>> BEGIN Data for this exercise

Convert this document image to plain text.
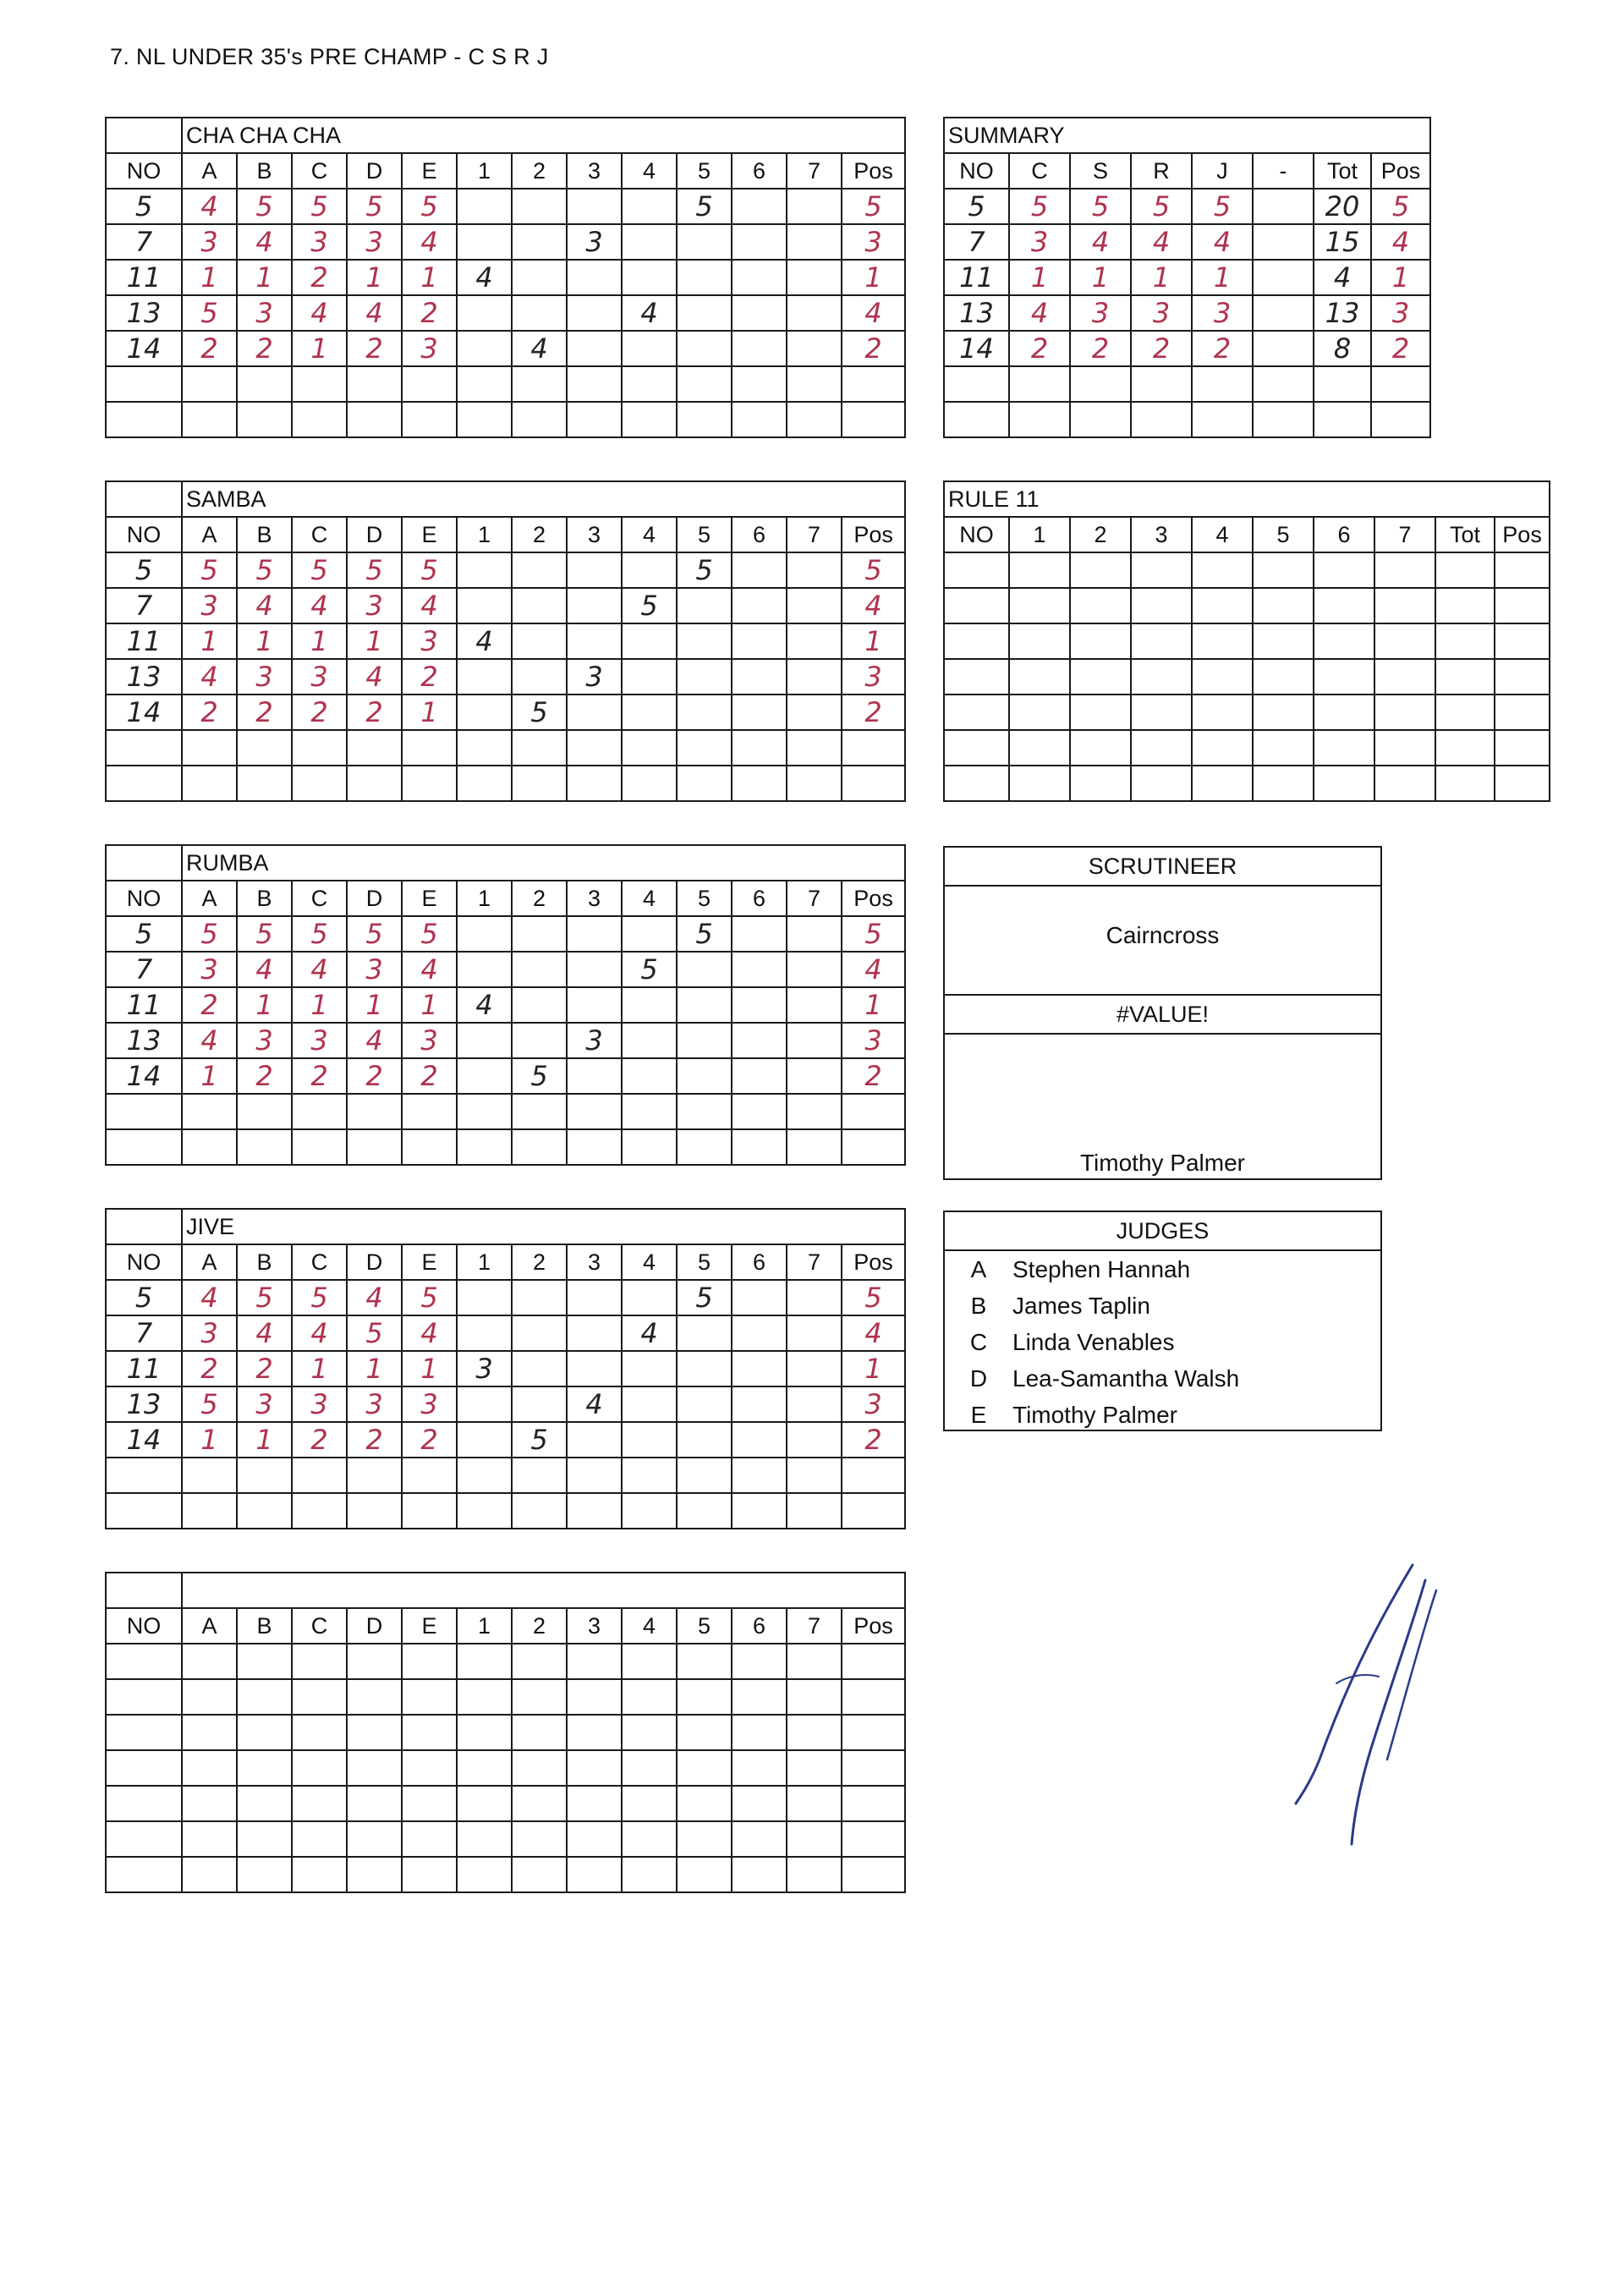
7. NL UNDER 35's PRE CHAMP - C S R J
	CHA CHA CHA												
NO	A	B	C	D	E	1	2	3	4	5	6	7	Pos
5	4	5	5	5	5					5			5
7	3	4	3	3	4			3					3
11	1	1	2	1	1	4							1
13	5	3	4	4	2				4				4
14	2	2	1	2	3		4						2

	SAMBA												
NO	A	B	C	D	E	1	2	3	4	5	6	7	Pos
5	5	5	5	5	5					5			5
7	3	4	4	3	4				5				4
11	1	1	1	1	3	4							1
13	4	3	3	4	2			3					3
14	2	2	2	2	1		5						2

	RUMBA												
NO	A	B	C	D	E	1	2	3	4	5	6	7	Pos
5	5	5	5	5	5					5			5
7	3	4	4	3	4				5				4
11	2	1	1	1	1	4							1
13	4	3	3	4	3			3					3
14	1	2	2	2	2		5						2

	JIVE												
NO	A	B	C	D	E	1	2	3	4	5	6	7	Pos
5	4	5	5	4	5					5			5
7	3	4	4	5	4				4				4
11	2	2	1	1	1	3							1
13	5	3	3	3	3			4					3
14	1	1	2	2	2		5						2

NO	A	B	C	D	E	1	2	3	4	5	6	7	Pos

SUMMARY							
NO	C	S	R	J	-	Tot	Pos
5	5	5	5	5		20	5
7	3	4	4	4		15	4
11	1	1	1	1		4	1
13	4	3	3	3		13	3
14	2	2	2	2		8	2

RULE 11									
NO	1	2	3	4	5	6	7	Tot	Pos

SCRUTINEER
Cairncross
#VALUE!
Timothy Palmer
JUDGES
A	Stephen Hannah
B	James Taplin
C	Linda Venables
D	Lea-Samantha Walsh
E	Timothy Palmer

>> END Data for this exercise

What you are asked to do -
Copy out all the records exactly, excluding pictures.

Full answer -
Convert this document image to plain text.
7. NL UNDER 35's PRE CHAMP - C S R J
	CHA CHA CHA												
NO	A	B	C	D	E	1	2	3	4	5	6	7	Pos
5	4	5	5	5	5					5			5
7	3	4	3	3	4			3					3
11	1	1	2	1	1	4							1
13	5	3	4	4	2				4				4
14	2	2	1	2	3		4						2

	SAMBA												
NO	A	B	C	D	E	1	2	3	4	5	6	7	Pos
5	5	5	5	5	5					5			5
7	3	4	4	3	4				5				4
11	1	1	1	1	3	4							1
13	4	3	3	4	2			3					3
14	2	2	2	2	1		5						2

	RUMBA												
NO	A	B	C	D	E	1	2	3	4	5	6	7	Pos
5	5	5	5	5	5					5			5
7	3	4	4	3	4				5				4
11	2	1	1	1	1	4							1
13	4	3	3	4	3			3					3
14	1	2	2	2	2		5						2

	JIVE												
NO	A	B	C	D	E	1	2	3	4	5	6	7	Pos
5	4	5	5	4	5					5			5
7	3	4	4	5	4				4				4
11	2	2	1	1	1	3							1
13	5	3	3	3	3			4					3
14	1	1	2	2	2		5						2

NO	A	B	C	D	E	1	2	3	4	5	6	7	Pos

SUMMARY							
NO	C	S	R	J	-	Tot	Pos
5	5	5	5	5		20	5
7	3	4	4	4		15	4
11	1	1	1	1		4	1
13	4	3	3	3		13	3
14	2	2	2	2		8	2

RULE 11									
NO	1	2	3	4	5	6	7	Tot	Pos

SCRUTINEER
Cairncross
#VALUE!
Timothy Palmer
JUDGES
A	Stephen Hannah
B	James Taplin
C	Linda Venables
D	Lea-Samantha Walsh
E	Timothy Palmer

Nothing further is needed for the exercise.